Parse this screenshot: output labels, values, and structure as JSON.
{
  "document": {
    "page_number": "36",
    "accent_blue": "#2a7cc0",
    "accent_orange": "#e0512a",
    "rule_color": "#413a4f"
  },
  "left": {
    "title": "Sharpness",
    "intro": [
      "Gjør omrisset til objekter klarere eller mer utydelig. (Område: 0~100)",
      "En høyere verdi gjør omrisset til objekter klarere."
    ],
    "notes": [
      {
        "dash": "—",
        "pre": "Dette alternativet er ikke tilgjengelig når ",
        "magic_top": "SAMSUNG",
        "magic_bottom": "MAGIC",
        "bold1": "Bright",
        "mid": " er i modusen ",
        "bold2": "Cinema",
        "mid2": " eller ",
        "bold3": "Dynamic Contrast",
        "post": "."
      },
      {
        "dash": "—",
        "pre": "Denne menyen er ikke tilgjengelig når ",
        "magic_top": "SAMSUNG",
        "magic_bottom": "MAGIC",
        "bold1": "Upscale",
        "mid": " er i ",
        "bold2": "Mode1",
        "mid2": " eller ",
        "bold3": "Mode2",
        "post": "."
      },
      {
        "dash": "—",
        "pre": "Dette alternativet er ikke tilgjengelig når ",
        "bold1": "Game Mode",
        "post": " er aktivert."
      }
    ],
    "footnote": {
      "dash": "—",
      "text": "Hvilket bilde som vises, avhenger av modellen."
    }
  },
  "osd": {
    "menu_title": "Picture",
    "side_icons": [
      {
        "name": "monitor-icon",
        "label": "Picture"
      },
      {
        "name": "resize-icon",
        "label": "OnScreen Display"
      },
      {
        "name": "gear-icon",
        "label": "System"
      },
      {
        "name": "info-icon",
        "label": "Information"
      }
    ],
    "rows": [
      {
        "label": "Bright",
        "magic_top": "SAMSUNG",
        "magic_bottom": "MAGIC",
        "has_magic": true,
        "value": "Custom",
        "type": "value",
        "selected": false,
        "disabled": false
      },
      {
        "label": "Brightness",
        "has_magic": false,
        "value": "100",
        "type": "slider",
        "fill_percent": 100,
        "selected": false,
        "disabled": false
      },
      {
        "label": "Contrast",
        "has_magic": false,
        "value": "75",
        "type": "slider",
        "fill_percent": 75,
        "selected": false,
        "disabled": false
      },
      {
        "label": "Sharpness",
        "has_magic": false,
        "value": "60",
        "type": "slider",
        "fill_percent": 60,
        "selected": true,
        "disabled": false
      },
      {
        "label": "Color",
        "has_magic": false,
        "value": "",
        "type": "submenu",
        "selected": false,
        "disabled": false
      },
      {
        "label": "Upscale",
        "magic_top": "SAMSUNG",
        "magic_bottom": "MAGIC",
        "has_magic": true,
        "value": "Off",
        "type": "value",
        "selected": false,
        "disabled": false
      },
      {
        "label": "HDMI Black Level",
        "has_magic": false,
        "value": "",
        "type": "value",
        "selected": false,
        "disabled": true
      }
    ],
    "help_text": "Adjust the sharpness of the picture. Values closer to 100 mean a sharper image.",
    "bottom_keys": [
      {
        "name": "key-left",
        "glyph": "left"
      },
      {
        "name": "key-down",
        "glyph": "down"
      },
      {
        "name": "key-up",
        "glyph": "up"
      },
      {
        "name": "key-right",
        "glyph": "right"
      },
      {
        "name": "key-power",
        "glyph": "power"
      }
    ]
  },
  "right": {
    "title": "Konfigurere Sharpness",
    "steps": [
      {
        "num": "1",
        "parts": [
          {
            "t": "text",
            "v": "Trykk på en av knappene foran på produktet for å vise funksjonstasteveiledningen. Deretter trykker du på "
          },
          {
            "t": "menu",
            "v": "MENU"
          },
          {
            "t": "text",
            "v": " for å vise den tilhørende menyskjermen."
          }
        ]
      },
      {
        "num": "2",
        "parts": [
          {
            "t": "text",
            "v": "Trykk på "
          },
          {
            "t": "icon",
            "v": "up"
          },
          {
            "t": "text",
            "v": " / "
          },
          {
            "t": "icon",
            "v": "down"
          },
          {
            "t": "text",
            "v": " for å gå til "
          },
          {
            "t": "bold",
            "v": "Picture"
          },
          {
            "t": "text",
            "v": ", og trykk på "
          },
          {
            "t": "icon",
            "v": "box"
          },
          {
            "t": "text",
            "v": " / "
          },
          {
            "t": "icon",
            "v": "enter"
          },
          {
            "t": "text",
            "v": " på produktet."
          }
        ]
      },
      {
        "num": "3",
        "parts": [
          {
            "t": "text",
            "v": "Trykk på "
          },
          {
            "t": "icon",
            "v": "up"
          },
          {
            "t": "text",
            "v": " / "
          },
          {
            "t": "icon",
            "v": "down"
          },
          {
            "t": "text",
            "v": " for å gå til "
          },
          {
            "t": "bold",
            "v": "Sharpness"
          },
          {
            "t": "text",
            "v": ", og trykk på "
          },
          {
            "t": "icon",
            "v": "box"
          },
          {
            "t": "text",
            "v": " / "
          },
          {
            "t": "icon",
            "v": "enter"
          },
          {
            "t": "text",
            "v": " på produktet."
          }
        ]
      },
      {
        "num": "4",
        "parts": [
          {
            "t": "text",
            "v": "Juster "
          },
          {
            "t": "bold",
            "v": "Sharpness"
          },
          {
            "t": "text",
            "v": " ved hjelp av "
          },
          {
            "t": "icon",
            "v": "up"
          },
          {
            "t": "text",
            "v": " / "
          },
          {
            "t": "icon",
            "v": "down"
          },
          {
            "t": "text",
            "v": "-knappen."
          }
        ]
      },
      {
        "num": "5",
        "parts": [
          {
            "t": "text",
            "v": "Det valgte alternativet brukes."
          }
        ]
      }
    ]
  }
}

WHAT YOU ARE ASKED TO DO: Please output the entries above, every line exactly as it reads.

RESPONSE TO THE TASK:
Parse this screenshot: output labels, values, and structure as JSON.
{
  "document": {
    "page_number": "36",
    "accent_blue": "#2a7cc0",
    "accent_orange": "#e0512a",
    "rule_color": "#413a4f"
  },
  "left": {
    "title": "Sharpness",
    "intro": [
      "Gjør omrisset til objekter klarere eller mer utydelig. (Område: 0~100)",
      "En høyere verdi gjør omrisset til objekter klarere."
    ],
    "notes": [
      {
        "dash": "—",
        "pre": "Dette alternativet er ikke tilgjengelig når ",
        "magic_top": "SAMSUNG",
        "magic_bottom": "MAGIC",
        "bold1": "Bright",
        "mid": " er i modusen ",
        "bold2": "Cinema",
        "mid2": " eller ",
        "bold3": "Dynamic Contrast",
        "post": "."
      },
      {
        "dash": "—",
        "pre": "Denne menyen er ikke tilgjengelig når ",
        "magic_top": "SAMSUNG",
        "magic_bottom": "MAGIC",
        "bold1": "Upscale",
        "mid": " er i ",
        "bold2": "Mode1",
        "mid2": " eller ",
        "bold3": "Mode2",
        "post": "."
      },
      {
        "dash": "—",
        "pre": "Dette alternativet er ikke tilgjengelig når ",
        "bold1": "Game Mode",
        "post": " er aktivert."
      }
    ],
    "footnote": {
      "dash": "—",
      "text": "Hvilket bilde som vises, avhenger av modellen."
    }
  },
  "osd": {
    "menu_title": "Picture",
    "side_icons": [
      {
        "name": "monitor-icon",
        "label": "Picture"
      },
      {
        "name": "resize-icon",
        "label": "OnScreen Display"
      },
      {
        "name": "gear-icon",
        "label": "System"
      },
      {
        "name": "info-icon",
        "label": "Information"
      }
    ],
    "rows": [
      {
        "label": "Bright",
        "magic_top": "SAMSUNG",
        "magic_bottom": "MAGIC",
        "has_magic": true,
        "value": "Custom",
        "type": "value",
        "selected": false,
        "disabled": false
      },
      {
        "label": "Brightness",
        "has_magic": false,
        "value": "100",
        "type": "slider",
        "fill_percent": 100,
        "selected": false,
        "disabled": false
      },
      {
        "label": "Contrast",
        "has_magic": false,
        "value": "75",
        "type": "slider",
        "fill_percent": 75,
        "selected": false,
        "disabled": false
      },
      {
        "label": "Sharpness",
        "has_magic": false,
        "value": "60",
        "type": "slider",
        "fill_percent": 60,
        "selected": true,
        "disabled": false
      },
      {
        "label": "Color",
        "has_magic": false,
        "value": "",
        "type": "submenu",
        "selected": false,
        "disabled": false
      },
      {
        "label": "Upscale",
        "magic_top": "SAMSUNG",
        "magic_bottom": "MAGIC",
        "has_magic": true,
        "value": "Off",
        "type": "value",
        "selected": false,
        "disabled": false
      },
      {
        "label": "HDMI Black Level",
        "has_magic": false,
        "value": "",
        "type": "value",
        "selected": false,
        "disabled": true
      }
    ],
    "help_text": "Adjust the sharpness of the picture. Values closer to 100 mean a sharper image.",
    "bottom_keys": [
      {
        "name": "key-left",
        "glyph": "left"
      },
      {
        "name": "key-down",
        "glyph": "down"
      },
      {
        "name": "key-up",
        "glyph": "up"
      },
      {
        "name": "key-right",
        "glyph": "right"
      },
      {
        "name": "key-power",
        "glyph": "power"
      }
    ]
  },
  "right": {
    "title": "Konfigurere Sharpness",
    "steps": [
      {
        "num": "1",
        "parts": [
          {
            "t": "text",
            "v": "Trykk på en av knappene foran på produktet for å vise funksjonstasteveiledningen. Deretter trykker du på "
          },
          {
            "t": "menu",
            "v": "MENU"
          },
          {
            "t": "text",
            "v": " for å vise den tilhørende menyskjermen."
          }
        ]
      },
      {
        "num": "2",
        "parts": [
          {
            "t": "text",
            "v": "Trykk på "
          },
          {
            "t": "icon",
            "v": "up"
          },
          {
            "t": "text",
            "v": " / "
          },
          {
            "t": "icon",
            "v": "down"
          },
          {
            "t": "text",
            "v": " for å gå til "
          },
          {
            "t": "bold",
            "v": "Picture"
          },
          {
            "t": "text",
            "v": ", og trykk på "
          },
          {
            "t": "icon",
            "v": "box"
          },
          {
            "t": "text",
            "v": " / "
          },
          {
            "t": "icon",
            "v": "enter"
          },
          {
            "t": "text",
            "v": " på produktet."
          }
        ]
      },
      {
        "num": "3",
        "parts": [
          {
            "t": "text",
            "v": "Trykk på "
          },
          {
            "t": "icon",
            "v": "up"
          },
          {
            "t": "text",
            "v": " / "
          },
          {
            "t": "icon",
            "v": "down"
          },
          {
            "t": "text",
            "v": " for å gå til "
          },
          {
            "t": "bold",
            "v": "Sharpness"
          },
          {
            "t": "text",
            "v": ", og trykk på "
          },
          {
            "t": "icon",
            "v": "box"
          },
          {
            "t": "text",
            "v": " / "
          },
          {
            "t": "icon",
            "v": "enter"
          },
          {
            "t": "text",
            "v": " på produktet."
          }
        ]
      },
      {
        "num": "4",
        "parts": [
          {
            "t": "text",
            "v": "Juster "
          },
          {
            "t": "bold",
            "v": "Sharpness"
          },
          {
            "t": "text",
            "v": " ved hjelp av "
          },
          {
            "t": "icon",
            "v": "up"
          },
          {
            "t": "text",
            "v": " / "
          },
          {
            "t": "icon",
            "v": "down"
          },
          {
            "t": "text",
            "v": "-knappen."
          }
        ]
      },
      {
        "num": "5",
        "parts": [
          {
            "t": "text",
            "v": "Det valgte alternativet brukes."
          }
        ]
      }
    ]
  }
}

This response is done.